Task instructions: Transcribe every entry word for word. Skip the pictures.

——

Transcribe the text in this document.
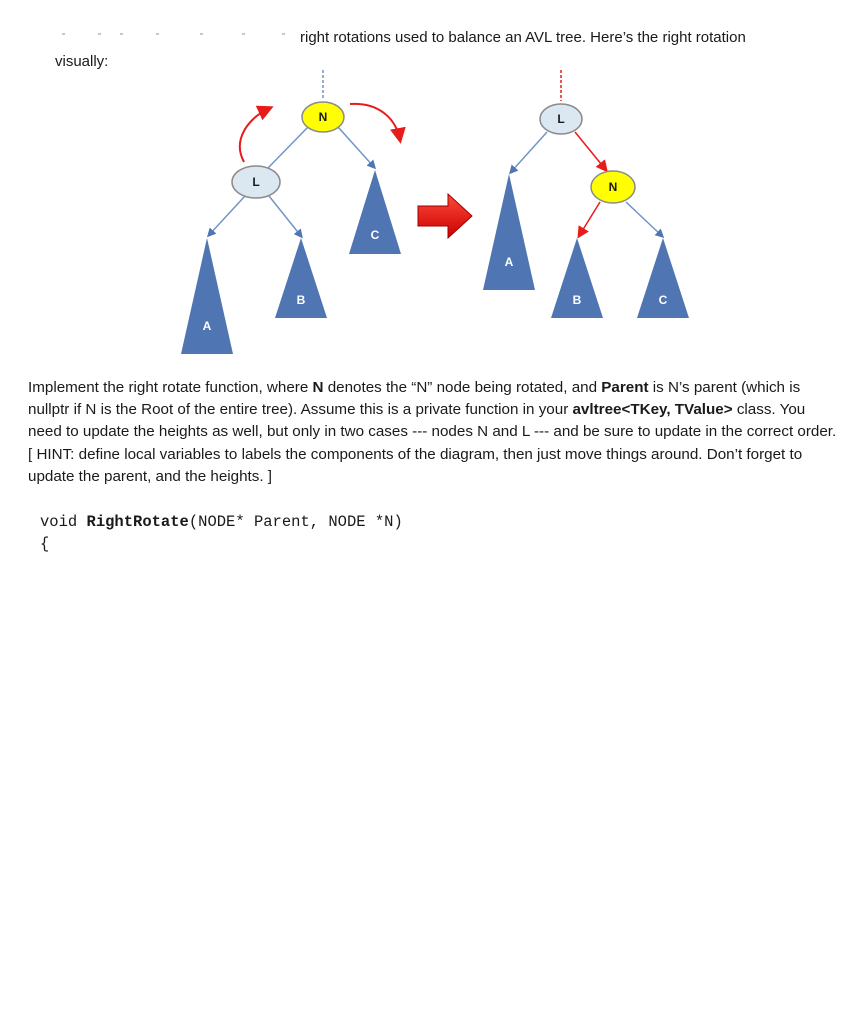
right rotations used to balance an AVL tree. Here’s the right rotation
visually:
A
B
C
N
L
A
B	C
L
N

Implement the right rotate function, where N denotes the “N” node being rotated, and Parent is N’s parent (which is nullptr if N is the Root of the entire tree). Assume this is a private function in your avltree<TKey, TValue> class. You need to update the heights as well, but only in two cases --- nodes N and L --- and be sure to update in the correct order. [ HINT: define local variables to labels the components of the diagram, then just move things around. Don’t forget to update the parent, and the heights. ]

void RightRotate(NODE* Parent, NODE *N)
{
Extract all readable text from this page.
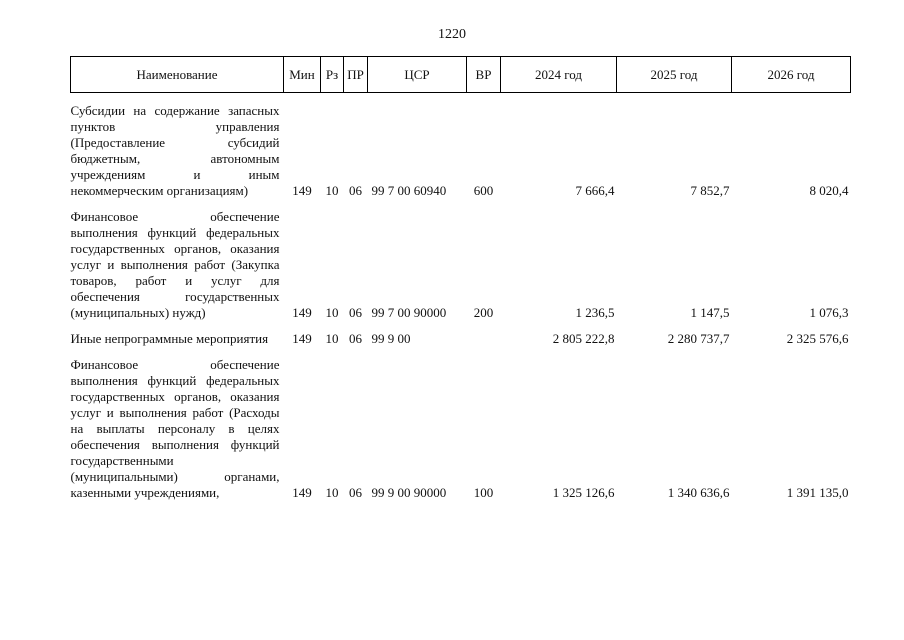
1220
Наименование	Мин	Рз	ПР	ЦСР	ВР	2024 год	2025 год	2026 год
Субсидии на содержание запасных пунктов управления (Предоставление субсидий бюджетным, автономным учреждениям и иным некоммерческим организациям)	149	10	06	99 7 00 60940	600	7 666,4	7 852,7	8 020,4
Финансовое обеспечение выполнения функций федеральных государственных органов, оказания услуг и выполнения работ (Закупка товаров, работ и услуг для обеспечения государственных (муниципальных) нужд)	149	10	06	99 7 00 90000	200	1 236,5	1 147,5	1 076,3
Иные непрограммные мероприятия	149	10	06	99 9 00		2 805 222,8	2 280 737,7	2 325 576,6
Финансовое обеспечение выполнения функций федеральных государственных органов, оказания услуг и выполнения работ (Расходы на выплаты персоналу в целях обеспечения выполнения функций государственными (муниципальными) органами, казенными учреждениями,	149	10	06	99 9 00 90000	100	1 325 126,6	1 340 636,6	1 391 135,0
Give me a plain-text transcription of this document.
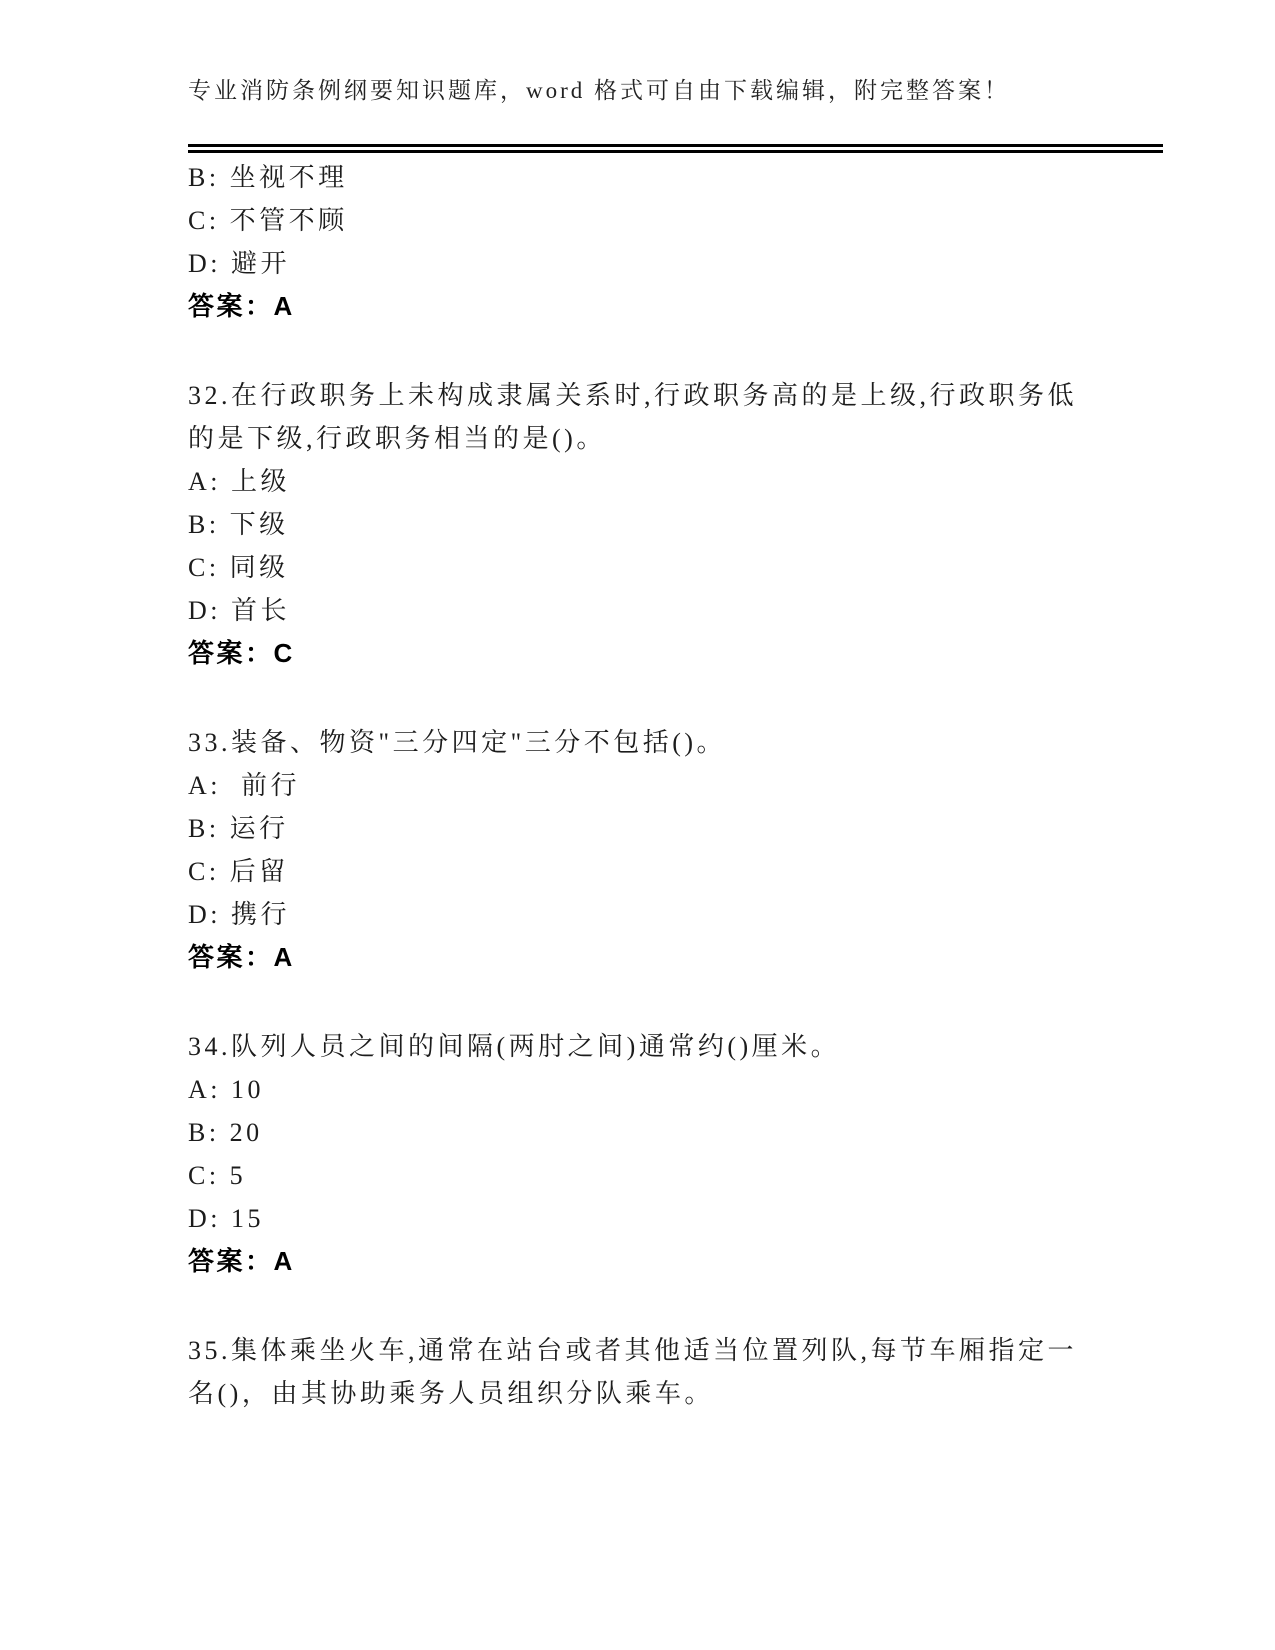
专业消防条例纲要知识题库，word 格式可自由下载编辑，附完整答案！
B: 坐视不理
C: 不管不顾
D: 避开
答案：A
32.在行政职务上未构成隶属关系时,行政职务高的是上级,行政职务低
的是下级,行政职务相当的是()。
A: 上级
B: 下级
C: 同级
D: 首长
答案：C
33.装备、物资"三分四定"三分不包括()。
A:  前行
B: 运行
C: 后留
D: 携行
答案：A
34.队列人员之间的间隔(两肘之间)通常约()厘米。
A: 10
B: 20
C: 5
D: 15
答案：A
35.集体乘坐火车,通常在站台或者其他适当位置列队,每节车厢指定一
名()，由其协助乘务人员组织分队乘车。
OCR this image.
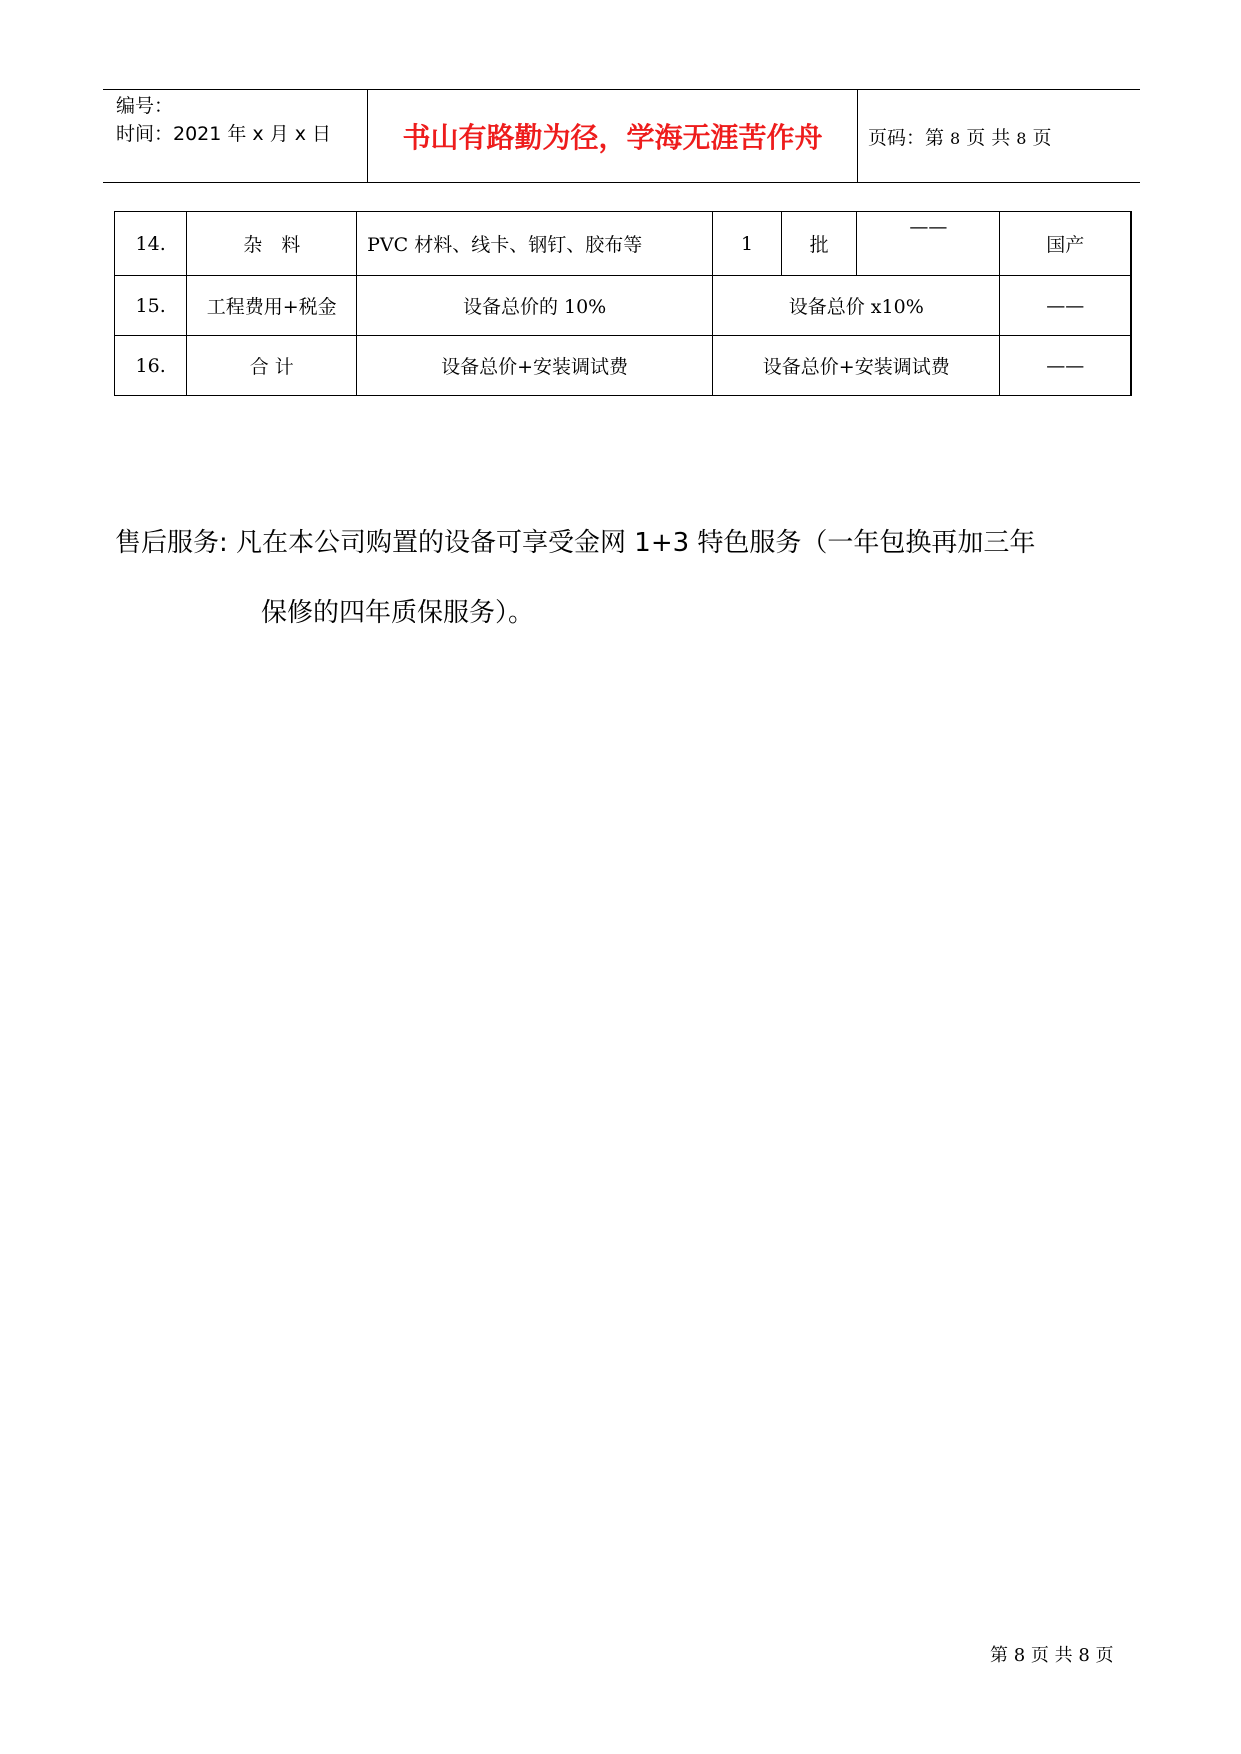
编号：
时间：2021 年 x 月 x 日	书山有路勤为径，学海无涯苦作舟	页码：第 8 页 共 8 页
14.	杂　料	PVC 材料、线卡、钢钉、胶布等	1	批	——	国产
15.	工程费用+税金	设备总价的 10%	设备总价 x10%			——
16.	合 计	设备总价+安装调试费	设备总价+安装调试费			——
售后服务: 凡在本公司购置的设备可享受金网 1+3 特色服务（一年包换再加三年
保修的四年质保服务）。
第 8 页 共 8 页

——

Expected output:
Transcribe the text in this document.
right rotations used to balance an AVL tree. Here’s the right rotation
visually:
A
B
C
N
L
A
B	C
L
N

Implement the right rotate function, where N denotes the “N” node being rotated, and Parent is N’s parent (which is nullptr if N is the Root of the entire tree). Assume this is a private function in your avltree<TKey, TValue> class. You need to update the heights as well, but only in two cases --- nodes N and L --- and be sure to update in the correct order. [ HINT: define local variables to labels the components of the diagram, then just move things around. Don’t forget to update the parent, and the heights. ]

void RightRotate(NODE* Parent, NODE *N)
{
Extract all readable text from this page.
1220
Наименование	Мин	Рз	ПР	ЦСР	ВР	2024 год	2025 год	2026 год
Субсидии на содержание запасных пунктов управления (Предоставление субсидий бюджетным, автономным учреждениям и иным некоммерческим организациям)	149	10	06	99 7 00 60940	600	7 666,4	7 852,7	8 020,4
Финансовое обеспечение выполнения функций федеральных государственных органов, оказания услуг и выполнения работ (Закупка товаров, работ и услуг для обеспечения государственных (муниципальных) нужд)	149	10	06	99 7 00 90000	200	1 236,5	1 147,5	1 076,3
Иные непрограммные мероприятия	149	10	06	99 9 00		2 805 222,8	2 280 737,7	2 325 576,6
Финансовое обеспечение выполнения функций федеральных государственных органов, оказания услуг и выполнения работ (Расходы на выплаты персоналу в целях обеспечения выполнения функций государственными (муниципальными) органами, казенными учреждениями,	149	10	06	99 9 00 90000	100	1 325 126,6	1 340 636,6	1 391 135,0
Give me a plain-text transcription of this document.
专业消防条例纲要知识题库，word 格式可自由下载编辑，附完整答案！
B: 坐视不理
C: 不管不顾
D: 避开
答案：A
32.在行政职务上未构成隶属关系时,行政职务高的是上级,行政职务低
的是下级,行政职务相当的是()。
A: 上级
B: 下级
C: 同级
D: 首长
答案：C
33.装备、物资"三分四定"三分不包括()。
A:  前行
B: 运行
C: 后留
D: 携行
答案：A
34.队列人员之间的间隔(两肘之间)通常约()厘米。
A: 10
B: 20
C: 5
D: 15
答案：A
35.集体乘坐火车,通常在站台或者其他适当位置列队,每节车厢指定一
名()，由其协助乘务人员组织分队乘车。
OCR this image.
编号：
时间：2021 年 x 月 x 日	书山有路勤为径，学海无涯苦作舟	页码：第 8 页 共 8 页
14.	杂　料	PVC 材料、线卡、钢钉、胶布等	1	批	——	国产
15.	工程费用+税金	设备总价的 10%	设备总价 x10%			——
16.	合 计	设备总价+安装调试费	设备总价+安装调试费			——
售后服务: 凡在本公司购置的设备可享受金网 1+3 特色服务（一年包换再加三年
保修的四年质保服务）。
第 8 页 共 8 页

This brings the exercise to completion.